(Data entries)
----------
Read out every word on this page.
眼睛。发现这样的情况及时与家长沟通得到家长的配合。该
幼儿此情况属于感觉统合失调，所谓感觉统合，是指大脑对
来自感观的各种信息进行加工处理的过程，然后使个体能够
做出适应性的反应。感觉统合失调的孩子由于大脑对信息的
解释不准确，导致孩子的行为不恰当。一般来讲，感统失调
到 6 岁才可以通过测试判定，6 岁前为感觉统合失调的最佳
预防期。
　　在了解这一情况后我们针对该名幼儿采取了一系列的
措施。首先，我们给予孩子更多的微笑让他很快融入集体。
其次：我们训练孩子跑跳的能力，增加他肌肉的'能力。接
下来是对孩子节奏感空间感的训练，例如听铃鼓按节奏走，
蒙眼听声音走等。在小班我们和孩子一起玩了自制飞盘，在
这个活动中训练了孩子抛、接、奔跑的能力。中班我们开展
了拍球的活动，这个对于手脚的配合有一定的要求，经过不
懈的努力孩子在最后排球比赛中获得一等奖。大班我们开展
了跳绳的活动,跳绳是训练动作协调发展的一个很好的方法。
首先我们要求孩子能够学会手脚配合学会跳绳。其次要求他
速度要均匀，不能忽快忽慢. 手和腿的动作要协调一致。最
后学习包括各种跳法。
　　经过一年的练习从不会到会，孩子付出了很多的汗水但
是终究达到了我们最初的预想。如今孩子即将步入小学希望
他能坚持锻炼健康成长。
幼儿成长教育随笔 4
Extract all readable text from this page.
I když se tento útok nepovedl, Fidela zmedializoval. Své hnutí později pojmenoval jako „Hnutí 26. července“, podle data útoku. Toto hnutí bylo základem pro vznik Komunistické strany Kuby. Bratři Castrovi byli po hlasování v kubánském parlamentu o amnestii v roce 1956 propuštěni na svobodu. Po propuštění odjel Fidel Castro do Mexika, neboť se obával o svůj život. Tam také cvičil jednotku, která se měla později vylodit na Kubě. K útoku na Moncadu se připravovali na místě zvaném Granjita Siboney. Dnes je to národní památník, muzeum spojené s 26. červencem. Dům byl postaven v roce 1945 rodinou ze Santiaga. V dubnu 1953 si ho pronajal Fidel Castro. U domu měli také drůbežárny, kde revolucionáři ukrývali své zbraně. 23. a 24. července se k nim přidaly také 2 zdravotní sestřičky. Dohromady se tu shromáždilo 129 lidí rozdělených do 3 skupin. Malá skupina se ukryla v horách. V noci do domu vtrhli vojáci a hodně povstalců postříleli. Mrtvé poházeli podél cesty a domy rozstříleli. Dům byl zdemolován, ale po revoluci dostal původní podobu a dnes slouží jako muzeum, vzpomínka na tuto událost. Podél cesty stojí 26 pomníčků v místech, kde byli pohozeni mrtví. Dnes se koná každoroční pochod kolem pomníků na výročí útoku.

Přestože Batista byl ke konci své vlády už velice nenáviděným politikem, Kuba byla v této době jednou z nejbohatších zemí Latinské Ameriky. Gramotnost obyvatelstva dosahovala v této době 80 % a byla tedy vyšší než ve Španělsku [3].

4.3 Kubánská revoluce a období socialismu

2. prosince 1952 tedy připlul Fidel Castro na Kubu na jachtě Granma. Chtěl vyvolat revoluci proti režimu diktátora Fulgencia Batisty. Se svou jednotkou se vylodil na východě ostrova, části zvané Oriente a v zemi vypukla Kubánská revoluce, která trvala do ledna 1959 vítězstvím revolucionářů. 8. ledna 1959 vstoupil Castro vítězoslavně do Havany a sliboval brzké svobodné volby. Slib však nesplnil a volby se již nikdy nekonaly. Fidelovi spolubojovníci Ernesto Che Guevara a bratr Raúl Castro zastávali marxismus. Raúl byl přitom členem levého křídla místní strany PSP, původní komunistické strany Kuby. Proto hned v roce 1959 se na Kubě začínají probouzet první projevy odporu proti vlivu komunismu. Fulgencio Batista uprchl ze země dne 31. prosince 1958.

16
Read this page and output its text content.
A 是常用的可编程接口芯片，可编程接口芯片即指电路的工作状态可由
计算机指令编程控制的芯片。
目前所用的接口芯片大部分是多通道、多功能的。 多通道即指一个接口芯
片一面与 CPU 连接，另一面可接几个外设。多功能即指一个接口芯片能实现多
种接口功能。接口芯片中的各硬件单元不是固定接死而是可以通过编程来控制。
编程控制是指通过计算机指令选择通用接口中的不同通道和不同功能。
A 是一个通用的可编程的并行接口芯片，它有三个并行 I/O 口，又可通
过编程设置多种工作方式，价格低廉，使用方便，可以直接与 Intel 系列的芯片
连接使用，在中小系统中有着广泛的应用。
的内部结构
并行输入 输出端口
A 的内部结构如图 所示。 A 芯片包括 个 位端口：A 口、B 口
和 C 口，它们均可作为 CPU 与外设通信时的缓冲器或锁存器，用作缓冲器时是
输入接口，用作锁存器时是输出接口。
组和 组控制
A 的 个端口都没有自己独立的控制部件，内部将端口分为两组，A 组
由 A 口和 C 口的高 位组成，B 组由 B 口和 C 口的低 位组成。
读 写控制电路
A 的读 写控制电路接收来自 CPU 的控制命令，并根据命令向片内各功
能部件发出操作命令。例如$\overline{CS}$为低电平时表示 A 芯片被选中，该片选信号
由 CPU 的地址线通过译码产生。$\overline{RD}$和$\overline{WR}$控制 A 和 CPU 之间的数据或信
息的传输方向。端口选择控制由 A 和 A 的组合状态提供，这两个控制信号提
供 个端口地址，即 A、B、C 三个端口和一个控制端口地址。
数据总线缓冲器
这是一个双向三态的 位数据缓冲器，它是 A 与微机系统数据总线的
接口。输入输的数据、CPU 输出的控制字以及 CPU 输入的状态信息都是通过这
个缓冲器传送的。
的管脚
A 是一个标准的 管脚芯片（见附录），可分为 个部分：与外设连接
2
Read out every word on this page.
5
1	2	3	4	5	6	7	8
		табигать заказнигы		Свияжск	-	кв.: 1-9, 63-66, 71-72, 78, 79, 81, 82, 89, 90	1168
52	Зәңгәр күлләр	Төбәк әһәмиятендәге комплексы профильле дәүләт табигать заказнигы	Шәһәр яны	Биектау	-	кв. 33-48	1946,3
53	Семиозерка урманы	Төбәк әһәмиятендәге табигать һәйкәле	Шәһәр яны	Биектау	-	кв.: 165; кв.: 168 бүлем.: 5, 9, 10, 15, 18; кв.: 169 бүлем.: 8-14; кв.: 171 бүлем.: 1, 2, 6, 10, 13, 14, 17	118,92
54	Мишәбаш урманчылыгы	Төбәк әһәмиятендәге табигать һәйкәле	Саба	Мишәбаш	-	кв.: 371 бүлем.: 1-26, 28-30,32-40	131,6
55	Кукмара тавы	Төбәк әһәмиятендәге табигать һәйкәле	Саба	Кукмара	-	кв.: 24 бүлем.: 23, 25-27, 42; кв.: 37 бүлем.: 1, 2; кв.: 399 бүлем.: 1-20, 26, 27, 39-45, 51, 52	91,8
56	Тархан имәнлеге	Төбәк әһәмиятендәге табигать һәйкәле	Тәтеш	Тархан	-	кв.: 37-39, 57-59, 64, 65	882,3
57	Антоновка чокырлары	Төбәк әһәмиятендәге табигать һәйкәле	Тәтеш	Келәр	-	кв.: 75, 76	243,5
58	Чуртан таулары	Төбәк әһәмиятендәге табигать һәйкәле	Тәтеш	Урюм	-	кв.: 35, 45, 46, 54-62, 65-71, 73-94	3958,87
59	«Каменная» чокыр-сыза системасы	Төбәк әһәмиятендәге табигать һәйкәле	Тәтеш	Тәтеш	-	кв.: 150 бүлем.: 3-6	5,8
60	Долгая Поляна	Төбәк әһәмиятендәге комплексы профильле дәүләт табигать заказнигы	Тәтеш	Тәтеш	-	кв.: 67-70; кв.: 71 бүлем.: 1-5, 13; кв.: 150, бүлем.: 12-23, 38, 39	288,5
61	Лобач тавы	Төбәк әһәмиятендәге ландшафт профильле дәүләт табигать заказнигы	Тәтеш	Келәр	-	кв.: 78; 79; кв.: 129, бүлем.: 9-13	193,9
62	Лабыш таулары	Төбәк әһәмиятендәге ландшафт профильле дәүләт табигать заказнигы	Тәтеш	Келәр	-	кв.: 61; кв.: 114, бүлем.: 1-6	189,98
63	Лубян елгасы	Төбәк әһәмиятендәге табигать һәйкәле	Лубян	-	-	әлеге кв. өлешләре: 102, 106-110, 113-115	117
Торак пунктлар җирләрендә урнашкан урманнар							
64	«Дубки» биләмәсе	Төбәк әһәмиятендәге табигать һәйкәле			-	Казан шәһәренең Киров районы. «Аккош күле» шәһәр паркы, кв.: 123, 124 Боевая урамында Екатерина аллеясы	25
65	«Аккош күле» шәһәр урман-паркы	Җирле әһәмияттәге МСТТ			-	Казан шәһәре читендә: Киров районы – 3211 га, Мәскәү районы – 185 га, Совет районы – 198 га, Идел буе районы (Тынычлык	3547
----------
# [WHAT YOU HAVE TO DO]
Find the word "overline" in the material, then list each line that holds it.

# [REPLY]
能部件发出操作命令。例如$\overline{CS}$为低电平时表示 A 芯片被选中，该片选信号
由 CPU 的地址线通过译码产生。$\overline{RD}$和$\overline{WR}$控制 A 和 CPU 之间的数据或信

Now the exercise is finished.